Structured figure records:
_ _ _ _ _ _ _
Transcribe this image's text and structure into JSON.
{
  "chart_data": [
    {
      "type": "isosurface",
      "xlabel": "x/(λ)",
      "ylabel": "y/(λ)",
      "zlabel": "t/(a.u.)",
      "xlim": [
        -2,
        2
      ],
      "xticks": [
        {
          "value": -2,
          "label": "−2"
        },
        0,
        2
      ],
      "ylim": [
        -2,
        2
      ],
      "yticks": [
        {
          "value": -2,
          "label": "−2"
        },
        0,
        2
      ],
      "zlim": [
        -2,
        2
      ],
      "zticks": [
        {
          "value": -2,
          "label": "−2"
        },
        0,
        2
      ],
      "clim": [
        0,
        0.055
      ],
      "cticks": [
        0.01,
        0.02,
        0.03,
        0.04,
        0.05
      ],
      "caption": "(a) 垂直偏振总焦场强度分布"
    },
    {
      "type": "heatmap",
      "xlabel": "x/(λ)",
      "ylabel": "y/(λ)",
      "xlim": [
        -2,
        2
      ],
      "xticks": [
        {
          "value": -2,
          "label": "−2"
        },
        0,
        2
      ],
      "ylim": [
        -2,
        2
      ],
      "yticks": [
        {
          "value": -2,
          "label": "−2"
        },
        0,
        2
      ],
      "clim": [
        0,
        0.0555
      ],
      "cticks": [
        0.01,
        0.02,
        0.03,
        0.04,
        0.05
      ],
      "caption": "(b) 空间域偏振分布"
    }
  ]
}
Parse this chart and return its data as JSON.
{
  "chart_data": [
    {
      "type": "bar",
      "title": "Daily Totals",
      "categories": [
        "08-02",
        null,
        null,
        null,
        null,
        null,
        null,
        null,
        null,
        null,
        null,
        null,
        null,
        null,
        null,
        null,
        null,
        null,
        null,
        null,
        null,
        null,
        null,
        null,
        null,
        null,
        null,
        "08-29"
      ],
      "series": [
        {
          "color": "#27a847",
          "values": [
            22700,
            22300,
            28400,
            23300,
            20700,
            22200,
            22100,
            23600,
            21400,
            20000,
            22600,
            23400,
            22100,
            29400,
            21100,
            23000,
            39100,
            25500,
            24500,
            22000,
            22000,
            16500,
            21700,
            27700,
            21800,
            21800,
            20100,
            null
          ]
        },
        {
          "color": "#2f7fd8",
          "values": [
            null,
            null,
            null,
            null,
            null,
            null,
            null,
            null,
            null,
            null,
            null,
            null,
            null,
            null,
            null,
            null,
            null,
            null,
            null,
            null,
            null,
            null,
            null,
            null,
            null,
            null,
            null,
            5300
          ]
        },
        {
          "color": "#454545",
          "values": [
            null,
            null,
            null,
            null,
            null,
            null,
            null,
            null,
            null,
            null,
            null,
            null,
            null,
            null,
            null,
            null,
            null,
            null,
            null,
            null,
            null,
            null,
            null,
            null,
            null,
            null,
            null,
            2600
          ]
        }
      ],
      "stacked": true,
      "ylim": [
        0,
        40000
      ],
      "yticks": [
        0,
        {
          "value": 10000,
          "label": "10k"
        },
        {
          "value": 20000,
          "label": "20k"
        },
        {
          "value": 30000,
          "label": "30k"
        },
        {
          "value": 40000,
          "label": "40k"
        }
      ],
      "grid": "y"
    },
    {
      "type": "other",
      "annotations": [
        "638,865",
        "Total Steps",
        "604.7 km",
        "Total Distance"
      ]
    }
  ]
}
_ _ _ _ _ _ _
DIRECTION:
Find each line holding the word "type" and copy it.

EXERCISE ANSWER:
      "type": "isosurface",
      "type": "heatmap",
      "type": "bar",
      "type": "other",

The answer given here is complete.